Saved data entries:
============================================================

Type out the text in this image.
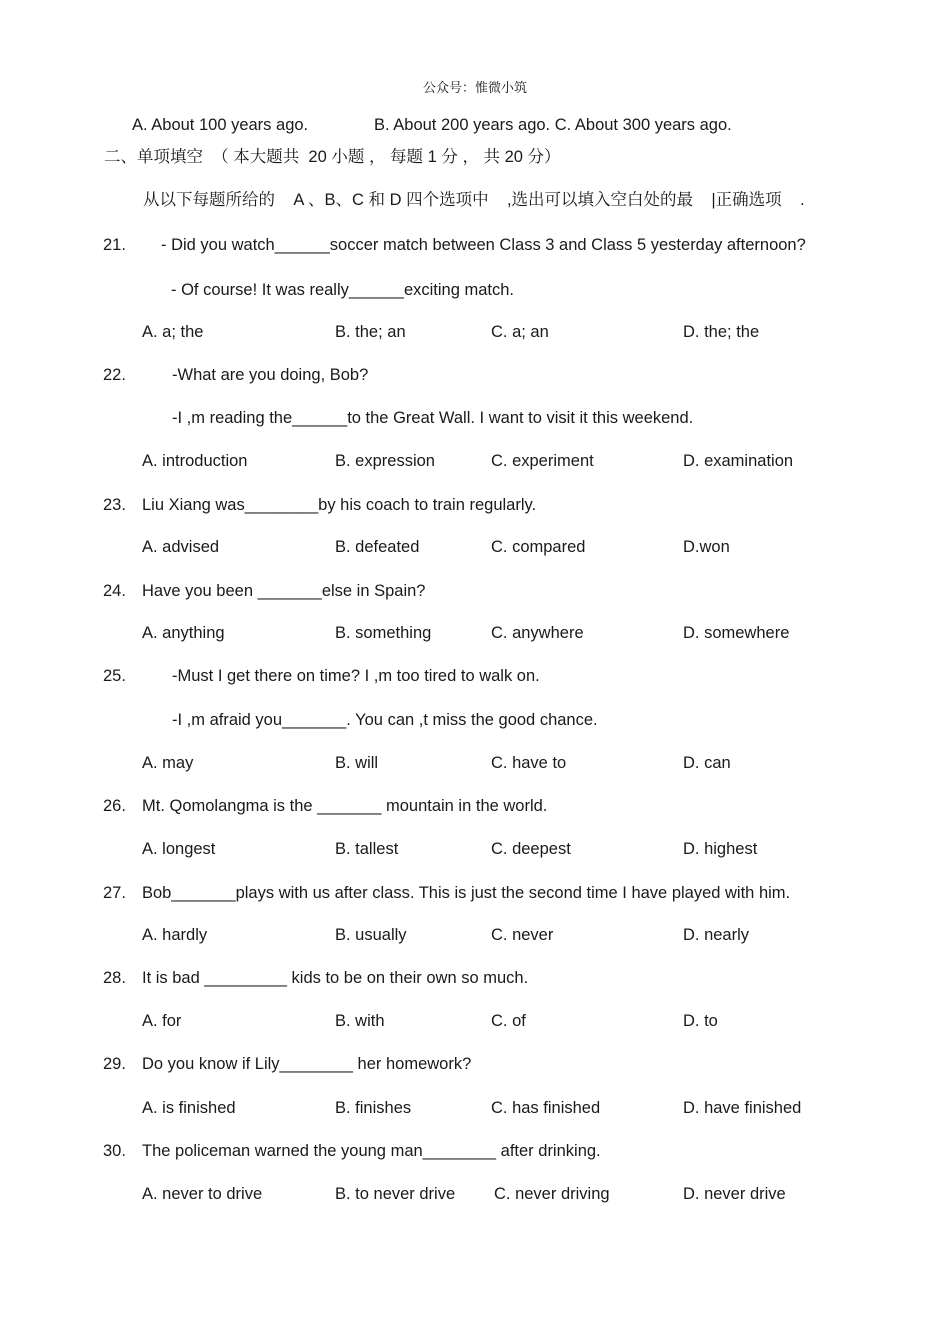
公众号：惟微小筑
A. About 100 years ago.	B. About 200 years ago. C. About 300 years ago.
二、单项填空  （ 本大题共  20 小题 ， 每题 1 分 ， 共 20 分）
从以下每题所给的    A 、B、C 和 D 四个选项中    ,选出可以填入空白处的最    |正确选项    .
21. - Did you watch______soccer match between Class 3 and Class 5 yesterday afternoon?
- Of course! It was really______exciting match.
A. a; the	B. the; an	C. a; an	D. the; the
22.	-What are you doing, Bob?
-I ,m reading the______to the Great Wall. I want to visit it this weekend.
A. introduction	B. expression	C. experiment	D. examination
23. Liu Xiang was________by his coach to train regularly.
A. advised	B. defeated	C. compared	D.won
24. Have you been _______else in Spain?
A. anything	B. something	C. anywhere	D. somewhere
25.	-Must I get there on time? I ,m too tired to walk on.
-I ,m afraid you_______. You can ,t miss the good chance.
A. may	B. will	C. have to	D. can
26. Mt. Qomolangma is the _______ mountain in the world.
A. longest	B. tallest	C. deepest	D. highest
27. Bob_______plays with us after class. This is just the second time I have played with him.
A. hardly	B. usually	C. never	D. nearly
28. It is bad _________ kids to be on their own so much.
A. for	B. with	C. of	D. to
29. Do you know if Lily________ her homework?
A. is finished	B. finishes	C. has finished	D. have finished
30. The policeman warned the young man________ after drinking.
A. never to drive	B. to never drive C. never driving	D. never drive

============================================================

> [Problem to solve] Omit every picture while copying the listing above exactly.

> [Reply to the exercise]
Type out the text in this image.
公众号：惟微小筑
A. About 100 years ago.	B. About 200 years ago. C. About 300 years ago.
二、单项填空  （ 本大题共  20 小题 ， 每题 1 分 ， 共 20 分）
从以下每题所给的    A 、B、C 和 D 四个选项中    ,选出可以填入空白处的最    |正确选项    .
21. - Did you watch______soccer match between Class 3 and Class 5 yesterday afternoon?
- Of course! It was really______exciting match.
A. a; the	B. the; an	C. a; an	D. the; the
22.	-What are you doing, Bob?
-I ,m reading the______to the Great Wall. I want to visit it this weekend.
A. introduction	B. expression	C. experiment	D. examination
23. Liu Xiang was________by his coach to train regularly.
A. advised	B. defeated	C. compared	D.won
24. Have you been _______else in Spain?
A. anything	B. something	C. anywhere	D. somewhere
25.	-Must I get there on time? I ,m too tired to walk on.
-I ,m afraid you_______. You can ,t miss the good chance.
A. may	B. will	C. have to	D. can
26. Mt. Qomolangma is the _______ mountain in the world.
A. longest	B. tallest	C. deepest	D. highest
27. Bob_______plays with us after class. This is just the second time I have played with him.
A. hardly	B. usually	C. never	D. nearly
28. It is bad _________ kids to be on their own so much.
A. for	B. with	C. of	D. to
29. Do you know if Lily________ her homework?
A. is finished	B. finishes	C. has finished	D. have finished
30. The policeman warned the young man________ after drinking.
A. never to drive	B. to never drive C. never driving	D. never drive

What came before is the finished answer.